#### [Stored dataset items]
------------------------------------------------

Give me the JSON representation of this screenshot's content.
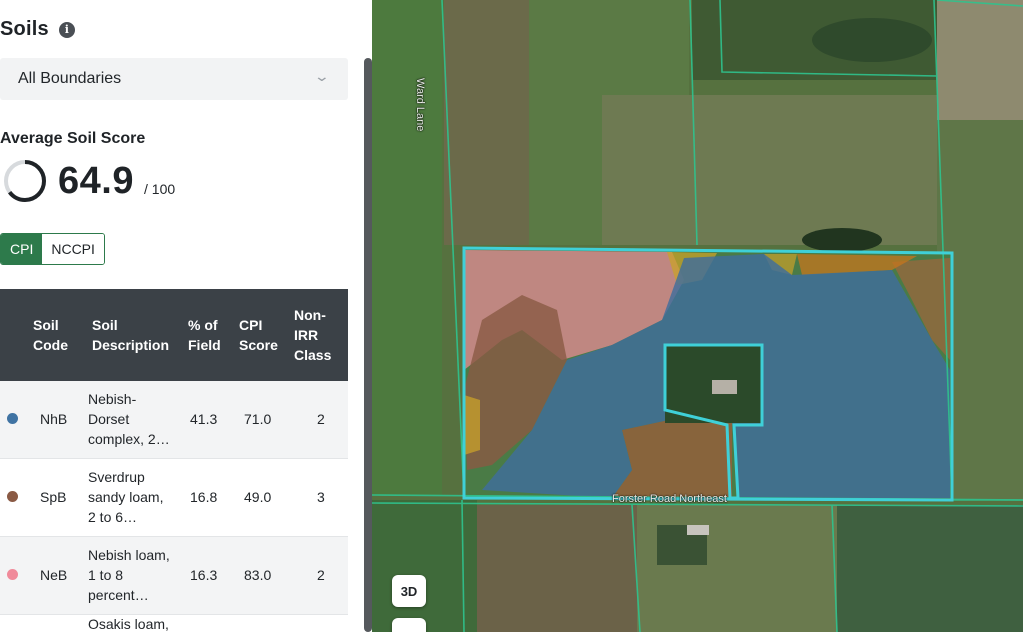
{
  "panel": {
    "title": "Soils",
    "info_icon": "info-icon",
    "boundary_select": {
      "selected": "All Boundaries"
    },
    "average": {
      "label": "Average Soil Score",
      "value": "64.9",
      "max": "/ 100",
      "gauge_fraction": 0.649
    },
    "toggle": {
      "options": [
        "CPI",
        "NCCPI"
      ],
      "active": "CPI"
    },
    "table": {
      "headers": {
        "code": [
          "Soil",
          "Code"
        ],
        "description": [
          "Soil",
          "Description"
        ],
        "percent": [
          "% of",
          "Field"
        ],
        "cpi": [
          "CPI",
          "Score"
        ],
        "class": [
          "Non-",
          "IRR",
          "Class"
        ]
      },
      "rows": [
        {
          "color": "#3f73a3",
          "code": "NhB",
          "description": [
            "Nebish-",
            "Dorset",
            "complex, 2…"
          ],
          "percent": "41.3",
          "cpi": "71.0",
          "class": "2"
        },
        {
          "color": "#8a5a44",
          "code": "SpB",
          "description": [
            "Sverdrup",
            "sandy loam,",
            "2 to 6…"
          ],
          "percent": "16.8",
          "cpi": "49.0",
          "class": "3"
        },
        {
          "color": "#f08a9a",
          "code": "NeB",
          "description": [
            "Nebish loam,",
            "1 to 8",
            "percent…"
          ],
          "percent": "16.3",
          "cpi": "83.0",
          "class": "2"
        }
      ],
      "partial_row_text": "Osakis loam,"
    }
  },
  "map": {
    "road_labels": {
      "west": "Ward Lane",
      "south": "Forster Road Northeast"
    },
    "buttons": {
      "three_d": "3D",
      "layers_icon": "layers-icon"
    },
    "colors": {
      "boundary": "#3fd0d8",
      "parcel_lines": "#2fc38e"
    }
  }
}
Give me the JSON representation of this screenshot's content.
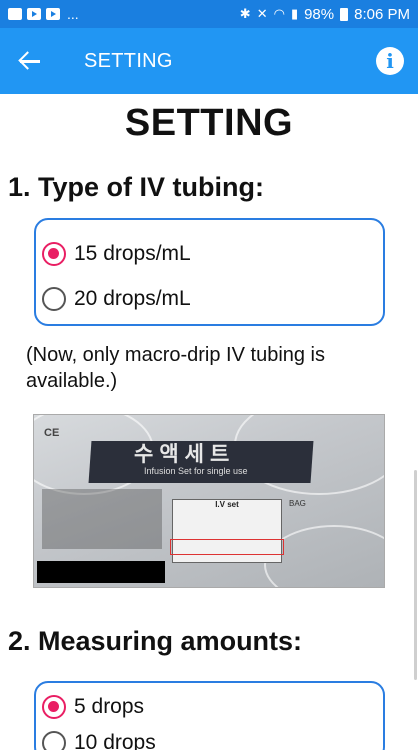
{
  "status_bar": {
    "dots": "...",
    "battery": "98%",
    "time": "8:06 PM"
  },
  "app_bar": {
    "title": "SETTING",
    "back_icon": "arrow-left-icon",
    "info_icon": "info-icon"
  },
  "heading": "SETTING",
  "section1": {
    "title": "1. Type of IV tubing:",
    "options": [
      {
        "label": "15 drops/mL",
        "selected": true
      },
      {
        "label": "20 drops/mL",
        "selected": false
      }
    ],
    "note": "(Now, only macro-drip IV tubing is available.)",
    "photo": {
      "ce_mark": "CE",
      "korean_title": "수액세트",
      "english_title": "Infusion Set for single use",
      "table_title": "I.V set",
      "bag_label": "BAG"
    }
  },
  "section2": {
    "title": "2. Measuring amounts:",
    "options": [
      {
        "label": "5 drops",
        "selected": true
      },
      {
        "label": "10 drops",
        "selected": false
      }
    ]
  },
  "colors": {
    "status_bar": "#1a7fe0",
    "app_bar": "#2196f3",
    "box_border": "#2a7de1",
    "radio_selected": "#e91e63"
  }
}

------------------------------------------------

#### [DO THIS]
Find all the lines containing "drops" in the material, then copy them.

#### [SOLUTION FOR THIS EXERCISE]
        "label": "15 drops/mL",
        "label": "20 drops/mL",
        "label": "5 drops",
        "label": "10 drops",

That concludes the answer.